+
Shree Cement in talks for stake in Sanghi Cement
Cement

Shree Cement in talks for stake in Sanghi Cement

According to multiple sources briefed on the matter, Bangur family-owned Shree Cement is in non-binding talks to acquire between 40% and 72% of Sanghi Cement for an enterprise value (EV) of 6,000 crore.

Commercial terms that are indicative have been shared. According to the sources, the talks are not exclusive, and other parties may be discussing a deal at the same time.

Commercial terms may differ depending on the results of due diligence. The talks could end up being fruitless. The 6,000 crore EV includes debt of 1,800 crore. This puts the equity value under consideration at 4,200 crore. Shree Cement could pay between 1,680 crore and 3,024 crore for the quantum of equity stake being discussed at this valuation, not including the cost of an open offer.

Rivals such as UltraTech, Dalmia Bharat, and JSW Cement are said to have held informal discussions for a potential acquisition in the past, but no deal was reached.

"JSW Cement has no plans to bid on Sanghi Cement and has no interest in acquiring the asset." "Any claims to the contrary are completely unfounded and false," a JSW spokesperson said.

The deal is being guided by Kotak Special Situations Fund, which invested 550 crore in Sanghi Cement in November.

According to the most recent stock exchange disclosures, Sanghi Cement's promoters own approximately 72% of the company.
——————————
» REQUIRED TASK
Can you print the Shree Cement article above word for word, in full?

Stored data entries:
——————————
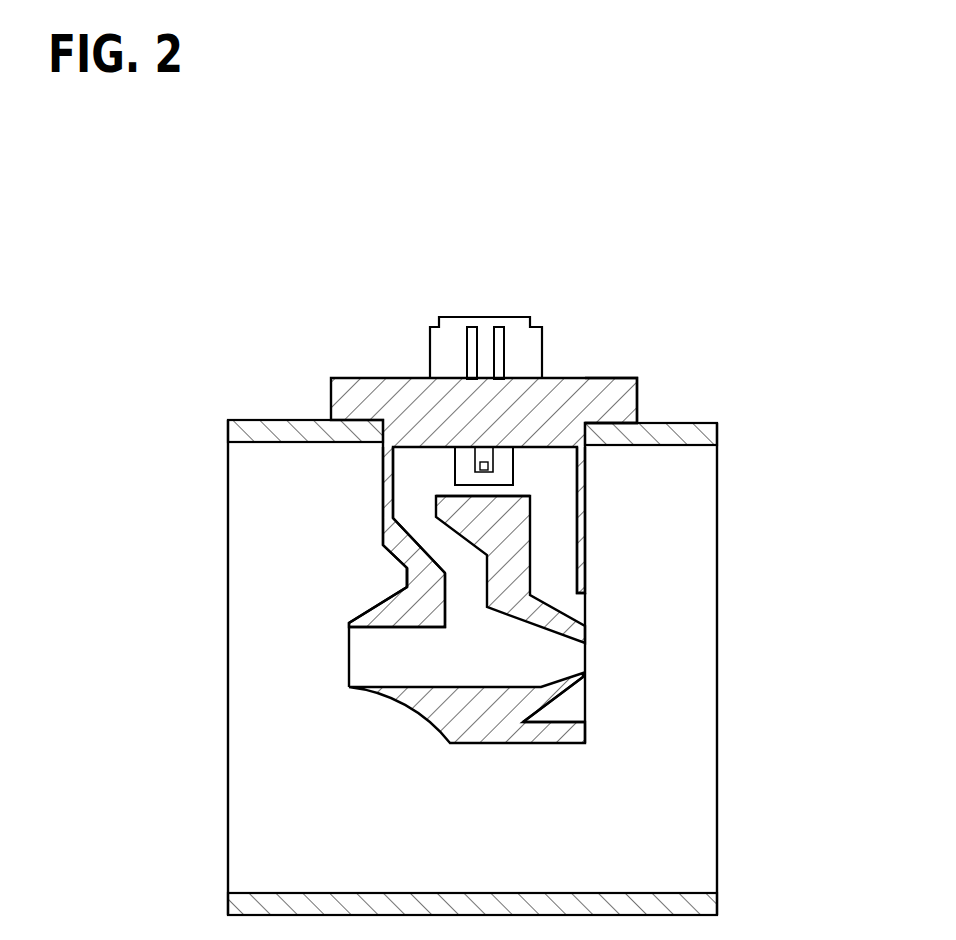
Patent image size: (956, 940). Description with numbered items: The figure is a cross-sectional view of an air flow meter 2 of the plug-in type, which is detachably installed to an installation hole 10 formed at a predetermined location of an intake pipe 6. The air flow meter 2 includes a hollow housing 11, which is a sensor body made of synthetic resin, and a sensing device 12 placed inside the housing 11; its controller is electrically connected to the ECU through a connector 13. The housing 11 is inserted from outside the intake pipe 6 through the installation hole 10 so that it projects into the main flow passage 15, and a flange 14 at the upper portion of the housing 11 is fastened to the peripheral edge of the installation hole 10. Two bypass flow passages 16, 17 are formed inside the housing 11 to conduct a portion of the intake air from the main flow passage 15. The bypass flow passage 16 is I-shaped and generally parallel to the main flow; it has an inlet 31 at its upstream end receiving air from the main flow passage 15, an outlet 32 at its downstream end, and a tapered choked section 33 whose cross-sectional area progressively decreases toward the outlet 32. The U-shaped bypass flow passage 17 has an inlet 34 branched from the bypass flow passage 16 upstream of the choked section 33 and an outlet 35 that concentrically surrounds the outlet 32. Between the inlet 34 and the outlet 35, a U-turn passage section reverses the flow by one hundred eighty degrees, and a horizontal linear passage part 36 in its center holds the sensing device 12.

The air flow meter 2 is at (476, 494).
The intake pipe 6 is at (462, 619).
The installation hole 10 is at (469, 467).
The housing 11 is at (585, 542).
The sensing device 12 is at (480, 457).
The connector 13 is at (502, 315).
The flange 14 is at (623, 402).
The main flow passage 15 is at (525, 851).
The bypass flow passage 16 is at (503, 673).
The bypass flow passage 17 is at (408, 484).
The inlet 31 is at (466, 701).
The outlet 32 is at (626, 581).
The choked section 33 is at (567, 678).
The inlet 34 is at (460, 603).
The outlet 35 is at (585, 612).
The linear passage part 36 is at (487, 495).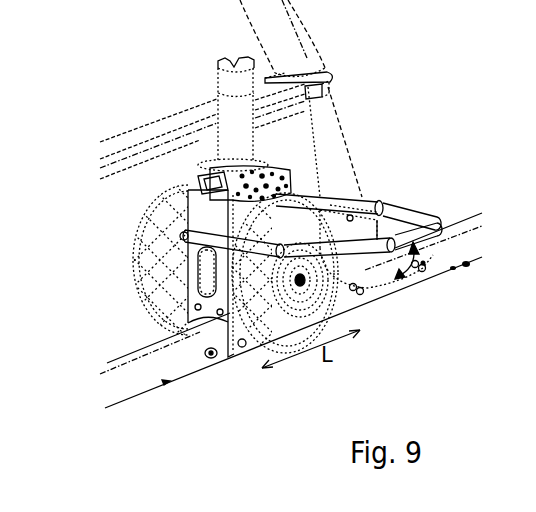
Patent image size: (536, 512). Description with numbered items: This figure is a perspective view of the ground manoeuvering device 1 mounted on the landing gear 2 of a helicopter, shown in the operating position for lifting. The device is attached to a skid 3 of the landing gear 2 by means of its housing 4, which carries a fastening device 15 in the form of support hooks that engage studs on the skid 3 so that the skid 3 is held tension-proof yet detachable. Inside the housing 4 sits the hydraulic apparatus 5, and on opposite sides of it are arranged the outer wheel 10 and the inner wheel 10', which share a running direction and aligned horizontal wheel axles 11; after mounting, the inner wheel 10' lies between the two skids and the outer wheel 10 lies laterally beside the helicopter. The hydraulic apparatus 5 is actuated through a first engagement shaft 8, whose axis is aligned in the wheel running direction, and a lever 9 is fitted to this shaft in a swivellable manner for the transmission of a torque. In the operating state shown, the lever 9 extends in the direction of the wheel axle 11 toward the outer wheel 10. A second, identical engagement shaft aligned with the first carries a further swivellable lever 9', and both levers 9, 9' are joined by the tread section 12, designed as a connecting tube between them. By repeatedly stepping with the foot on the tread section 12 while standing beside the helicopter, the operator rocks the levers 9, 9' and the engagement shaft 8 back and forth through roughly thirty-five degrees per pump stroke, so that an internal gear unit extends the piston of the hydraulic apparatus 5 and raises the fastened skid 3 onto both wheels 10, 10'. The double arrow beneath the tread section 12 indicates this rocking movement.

The ground manoeuvering device 1 is at (100, 222).
The landing gear 2 is at (293, 42).
The skid 3 is at (153, 372).
The housing 4 is at (203, 298).
The hydraulic apparatus 5 is at (274, 172).
The first engagement shaft 8 is at (182, 236).
The lever 9 is at (280, 167).
The lever 9' is at (358, 193).
The outer wheel 10 is at (281, 300).
The inner wheel 10' is at (135, 262).
The wheel axle 11 is at (308, 277).
The tread section 12 is at (413, 242).
The fastening device 15 is at (234, 355).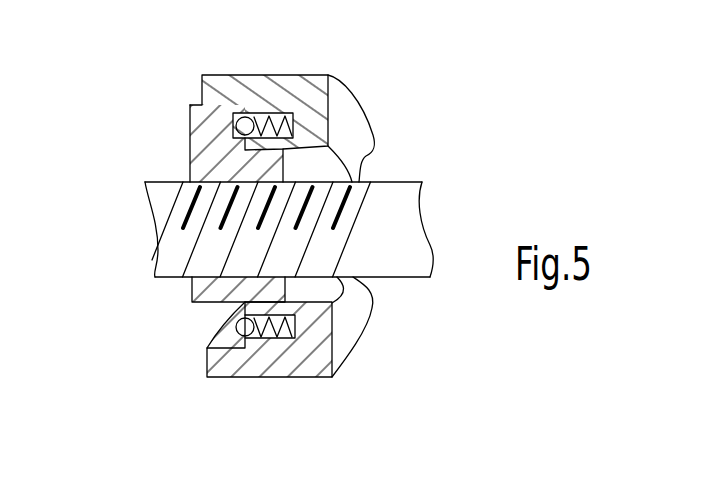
——————————
» COMPLETE ANSWER
+
Shree Cement in talks for stake in Sanghi Cement
Cement

Shree Cement in talks for stake in Sanghi Cement

According to multiple sources briefed on the matter, Bangur family-owned Shree Cement is in non-binding talks to acquire between 40% and 72% of Sanghi Cement for an enterprise value (EV) of 6,000 crore.

Commercial terms that are indicative have been shared. According to the sources, the talks are not exclusive, and other parties may be discussing a deal at the same time.

Commercial terms may differ depending on the results of due diligence. The talks could end up being fruitless. The 6,000 crore EV includes debt of 1,800 crore. This puts the equity value under consideration at 4,200 crore. Shree Cement could pay between 1,680 crore and 3,024 crore for the quantum of equity stake being discussed at this valuation, not including the cost of an open offer.

Rivals such as UltraTech, Dalmia Bharat, and JSW Cement are said to have held informal discussions for a potential acquisition in the past, but no deal was reached.

"JSW Cement has no plans to bid on Sanghi Cement and has no interest in acquiring the asset." "Any claims to the contrary are completely unfounded and false," a JSW spokesperson said.

The deal is being guided by Kotak Special Situations Fund, which invested 550 crore in Sanghi Cement in November.

According to the most recent stock exchange disclosures, Sanghi Cement's promoters own approximately 72% of the company.